> Dataset excerpt
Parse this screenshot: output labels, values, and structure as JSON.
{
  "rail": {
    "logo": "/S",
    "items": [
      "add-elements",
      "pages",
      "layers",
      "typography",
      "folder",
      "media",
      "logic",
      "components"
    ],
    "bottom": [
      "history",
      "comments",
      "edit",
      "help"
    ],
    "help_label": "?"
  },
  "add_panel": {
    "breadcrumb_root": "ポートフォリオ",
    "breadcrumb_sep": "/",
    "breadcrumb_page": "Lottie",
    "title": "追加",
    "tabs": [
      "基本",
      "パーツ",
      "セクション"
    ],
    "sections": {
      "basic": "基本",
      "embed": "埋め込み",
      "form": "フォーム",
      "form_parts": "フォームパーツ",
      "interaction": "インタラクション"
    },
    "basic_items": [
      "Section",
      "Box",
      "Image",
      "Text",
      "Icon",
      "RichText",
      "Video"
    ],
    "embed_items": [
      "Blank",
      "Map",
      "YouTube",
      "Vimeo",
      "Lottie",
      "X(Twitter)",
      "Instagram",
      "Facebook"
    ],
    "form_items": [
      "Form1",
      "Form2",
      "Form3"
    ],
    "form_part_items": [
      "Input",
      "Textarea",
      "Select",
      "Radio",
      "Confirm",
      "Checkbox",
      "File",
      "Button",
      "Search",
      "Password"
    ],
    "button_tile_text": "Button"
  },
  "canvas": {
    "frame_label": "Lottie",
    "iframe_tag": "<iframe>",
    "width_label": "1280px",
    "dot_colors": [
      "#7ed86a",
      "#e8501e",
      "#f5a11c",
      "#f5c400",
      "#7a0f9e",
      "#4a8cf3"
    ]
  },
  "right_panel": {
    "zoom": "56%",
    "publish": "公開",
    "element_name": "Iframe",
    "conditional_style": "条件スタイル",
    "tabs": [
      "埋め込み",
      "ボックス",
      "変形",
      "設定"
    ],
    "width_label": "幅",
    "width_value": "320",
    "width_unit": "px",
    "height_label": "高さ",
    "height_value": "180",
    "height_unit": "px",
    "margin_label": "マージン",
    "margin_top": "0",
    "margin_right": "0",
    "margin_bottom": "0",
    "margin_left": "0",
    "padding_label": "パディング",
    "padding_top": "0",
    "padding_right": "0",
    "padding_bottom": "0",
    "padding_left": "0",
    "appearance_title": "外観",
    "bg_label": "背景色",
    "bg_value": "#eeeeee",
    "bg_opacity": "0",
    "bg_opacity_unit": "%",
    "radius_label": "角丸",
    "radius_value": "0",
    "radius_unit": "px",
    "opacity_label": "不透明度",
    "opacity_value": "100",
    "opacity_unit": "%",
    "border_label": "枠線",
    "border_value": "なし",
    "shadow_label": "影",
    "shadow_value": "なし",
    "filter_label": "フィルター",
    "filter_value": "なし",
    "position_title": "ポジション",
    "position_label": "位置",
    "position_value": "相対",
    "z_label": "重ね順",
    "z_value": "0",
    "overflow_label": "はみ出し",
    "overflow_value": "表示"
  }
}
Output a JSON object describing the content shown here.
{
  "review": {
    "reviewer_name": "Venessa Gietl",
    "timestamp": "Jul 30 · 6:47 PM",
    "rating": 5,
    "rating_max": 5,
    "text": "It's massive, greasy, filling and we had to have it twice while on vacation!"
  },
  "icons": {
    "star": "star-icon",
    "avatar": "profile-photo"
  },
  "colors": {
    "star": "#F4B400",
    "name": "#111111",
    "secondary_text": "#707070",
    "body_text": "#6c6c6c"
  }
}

> Written task
Exactly reproduce the lines from the one containing "Output a JSON" through the end of the records, and only those lines.

> Response to this task
Output a JSON object describing the content shown here.
{
  "review": {
    "reviewer_name": "Venessa Gietl",
    "timestamp": "Jul 30 · 6:47 PM",
    "rating": 5,
    "rating_max": 5,
    "text": "It's massive, greasy, filling and we had to have it twice while on vacation!"
  },
  "icons": {
    "star": "star-icon",
    "avatar": "profile-photo"
  },
  "colors": {
    "star": "#F4B400",
    "name": "#111111",
    "secondary_text": "#707070",
    "body_text": "#6c6c6c"
  }
}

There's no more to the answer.